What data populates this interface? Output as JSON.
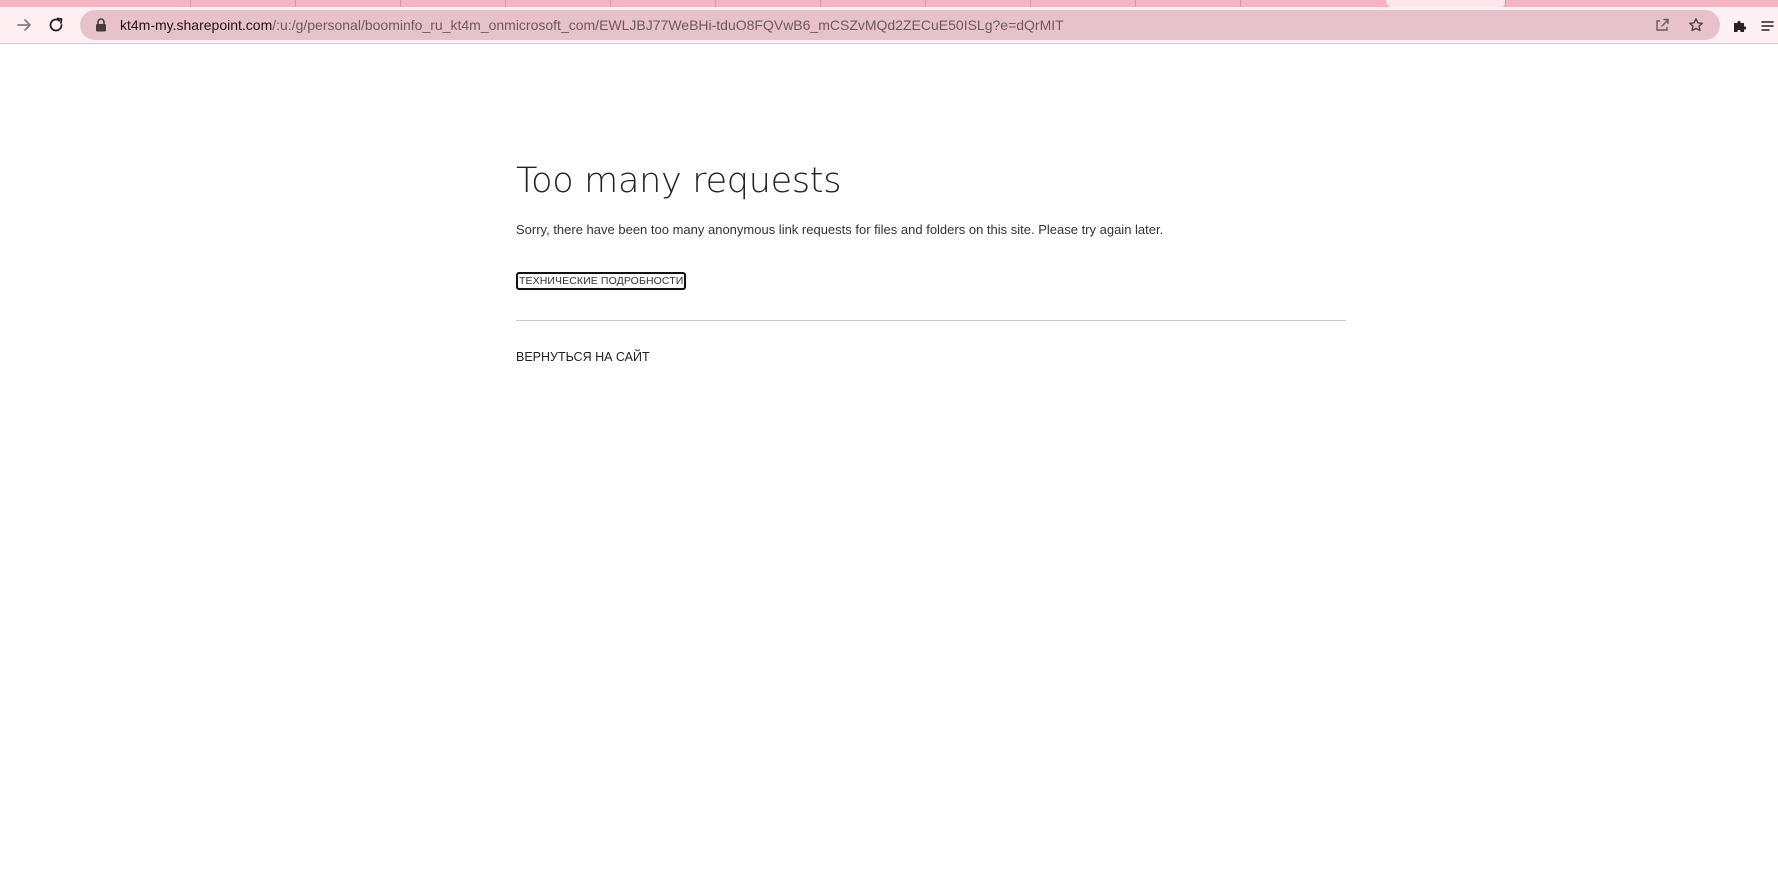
{
  "browser": {
    "url_host": "kt4m-my.sharepoint.com",
    "url_path": "/:u:/g/personal/boominfo_ru_kt4m_onmicrosoft_com/EWLJBJ77WeBHi-tduO8FQVwB6_mCSZvMQd2ZECuE50ISLg?e=dQrMIT",
    "icons": {
      "forward": "arrow-right-icon",
      "reload": "reload-icon",
      "lock": "lock-icon",
      "share": "share-icon",
      "bookmark": "star-icon",
      "extensions": "puzzle-icon",
      "reading_list": "reading-list-icon"
    },
    "theme": {
      "tabstrip": "#f6b3c3",
      "toolbar": "#fff0f3",
      "omnibox": "#e8c2cb"
    }
  },
  "page": {
    "title": "Too many requests",
    "message": "Sorry, there have been too many anonymous link requests for files and folders on this site. Please try again later.",
    "tech_details_label": "ТЕХНИЧЕСКИЕ ПОДРОБНОСТИ",
    "back_link_label": "ВЕРНУТЬСЯ НА САЙТ"
  }
}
· · · · ·
- **EXERCISE DETAILS**: Show the lines from the data above that contain the string "many".

- **ANSWER FOR THIS EXERCISE**:
    "title": "Too many requests",
    "message": "Sorry, there have been too many anonymous link requests for files and folders on this site. Please try again later.",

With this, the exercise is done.